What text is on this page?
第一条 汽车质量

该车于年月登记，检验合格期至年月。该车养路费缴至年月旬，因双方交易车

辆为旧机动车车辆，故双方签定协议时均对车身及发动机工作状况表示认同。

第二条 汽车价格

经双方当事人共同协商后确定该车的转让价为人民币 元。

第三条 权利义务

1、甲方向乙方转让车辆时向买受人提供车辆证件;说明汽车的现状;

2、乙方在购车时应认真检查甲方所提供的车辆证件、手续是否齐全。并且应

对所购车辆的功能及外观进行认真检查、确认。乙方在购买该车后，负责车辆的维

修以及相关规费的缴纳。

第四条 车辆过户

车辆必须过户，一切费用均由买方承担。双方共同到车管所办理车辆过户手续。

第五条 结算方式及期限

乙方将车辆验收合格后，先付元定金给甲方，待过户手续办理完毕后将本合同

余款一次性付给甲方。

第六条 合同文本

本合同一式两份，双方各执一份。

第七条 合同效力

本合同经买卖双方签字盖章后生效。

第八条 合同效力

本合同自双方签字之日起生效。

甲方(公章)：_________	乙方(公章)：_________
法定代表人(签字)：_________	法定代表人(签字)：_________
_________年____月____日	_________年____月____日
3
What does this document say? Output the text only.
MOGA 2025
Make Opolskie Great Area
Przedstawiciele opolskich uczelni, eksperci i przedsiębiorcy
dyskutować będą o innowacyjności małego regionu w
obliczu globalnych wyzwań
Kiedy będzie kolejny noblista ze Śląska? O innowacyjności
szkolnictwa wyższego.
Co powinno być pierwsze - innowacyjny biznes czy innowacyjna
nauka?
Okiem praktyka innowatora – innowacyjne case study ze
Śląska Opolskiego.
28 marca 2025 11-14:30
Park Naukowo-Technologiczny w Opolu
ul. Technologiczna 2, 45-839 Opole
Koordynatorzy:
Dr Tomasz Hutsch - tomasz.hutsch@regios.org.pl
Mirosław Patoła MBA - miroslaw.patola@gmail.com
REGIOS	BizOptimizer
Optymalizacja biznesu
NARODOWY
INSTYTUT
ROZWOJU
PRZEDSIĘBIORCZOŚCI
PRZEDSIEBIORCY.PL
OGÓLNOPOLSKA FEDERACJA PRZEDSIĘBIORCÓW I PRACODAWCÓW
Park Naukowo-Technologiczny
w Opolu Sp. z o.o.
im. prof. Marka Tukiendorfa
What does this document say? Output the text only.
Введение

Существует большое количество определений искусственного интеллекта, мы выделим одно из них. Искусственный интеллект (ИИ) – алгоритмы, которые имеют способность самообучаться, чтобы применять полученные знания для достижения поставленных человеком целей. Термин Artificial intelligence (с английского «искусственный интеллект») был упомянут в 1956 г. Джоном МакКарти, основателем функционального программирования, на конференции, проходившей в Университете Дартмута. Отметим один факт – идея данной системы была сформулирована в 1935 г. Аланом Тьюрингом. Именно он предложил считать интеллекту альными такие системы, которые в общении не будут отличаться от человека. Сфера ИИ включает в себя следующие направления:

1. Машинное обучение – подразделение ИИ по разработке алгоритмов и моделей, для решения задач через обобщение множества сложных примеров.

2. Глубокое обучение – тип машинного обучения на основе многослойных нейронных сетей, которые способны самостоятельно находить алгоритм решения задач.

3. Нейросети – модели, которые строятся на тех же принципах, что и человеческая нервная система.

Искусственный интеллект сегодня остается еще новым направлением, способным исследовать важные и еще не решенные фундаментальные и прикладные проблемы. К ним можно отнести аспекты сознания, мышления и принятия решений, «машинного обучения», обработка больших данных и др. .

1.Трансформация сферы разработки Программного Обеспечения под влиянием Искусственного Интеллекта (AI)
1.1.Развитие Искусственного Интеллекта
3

--------

[Exercise task]
Look through the entries above; copy each line where the string "задач" appears.

[Response]
1. Машинное обучение – подразделение ИИ по разработке алгоритмов и моделей, для решения задач через обобщение множества сложных примеров.
2. Глубокое обучение – тип машинного обучения на основе многослойных нейронных сетей, которые способны самостоятельно находить алгоритм решения задач.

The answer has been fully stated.